• [INSTRUCTIONS FOR THE TASK] Skip the pictures and repeat each line of the data exactly.

Records that describe figures:
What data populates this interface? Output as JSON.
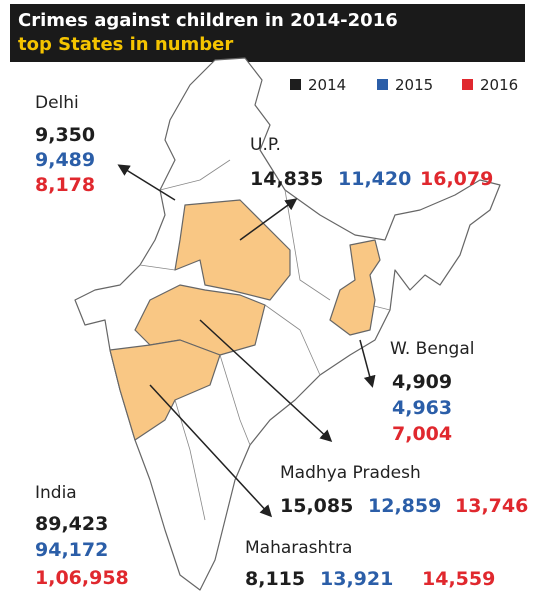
{
  "header": {
    "title": "Crimes against children in 2014-2016",
    "subtitle": "top States in number"
  },
  "legend": [
    {
      "label": "2014",
      "color": "#1e1e1e"
    },
    {
      "label": "2015",
      "color": "#2b5ea8"
    },
    {
      "label": "2016",
      "color": "#e0282e"
    }
  ],
  "regions": [
    {
      "name": "Delhi",
      "values": [
        "9,350",
        "9,489",
        "8,178"
      ]
    },
    {
      "name": "U.P.",
      "values": [
        "14,835",
        "11,420",
        "16,079"
      ]
    },
    {
      "name": "W. Bengal",
      "values": [
        "4,909",
        "4,963",
        "7,004"
      ]
    },
    {
      "name": "Madhya Pradesh",
      "values": [
        "15,085",
        "12,859",
        "13,746"
      ]
    },
    {
      "name": "India",
      "values": [
        "89,423",
        "94,172",
        "1,06,958"
      ]
    },
    {
      "name": "Maharashtra",
      "values": [
        "8,115",
        "13,921",
        "14,559"
      ]
    }
  ]
}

• [EXERCISE ANSWER]
What data populates this interface? Output as JSON.
{
  "header": {
    "title": "Crimes against children in 2014-2016",
    "subtitle": "top States in number"
  },
  "legend": [
    {
      "label": "2014",
      "color": "#1e1e1e"
    },
    {
      "label": "2015",
      "color": "#2b5ea8"
    },
    {
      "label": "2016",
      "color": "#e0282e"
    }
  ],
  "regions": [
    {
      "name": "Delhi",
      "values": [
        "9,350",
        "9,489",
        "8,178"
      ]
    },
    {
      "name": "U.P.",
      "values": [
        "14,835",
        "11,420",
        "16,079"
      ]
    },
    {
      "name": "W. Bengal",
      "values": [
        "4,909",
        "4,963",
        "7,004"
      ]
    },
    {
      "name": "Madhya Pradesh",
      "values": [
        "15,085",
        "12,859",
        "13,746"
      ]
    },
    {
      "name": "India",
      "values": [
        "89,423",
        "94,172",
        "1,06,958"
      ]
    },
    {
      "name": "Maharashtra",
      "values": [
        "8,115",
        "13,921",
        "14,559"
      ]
    }
  ]
}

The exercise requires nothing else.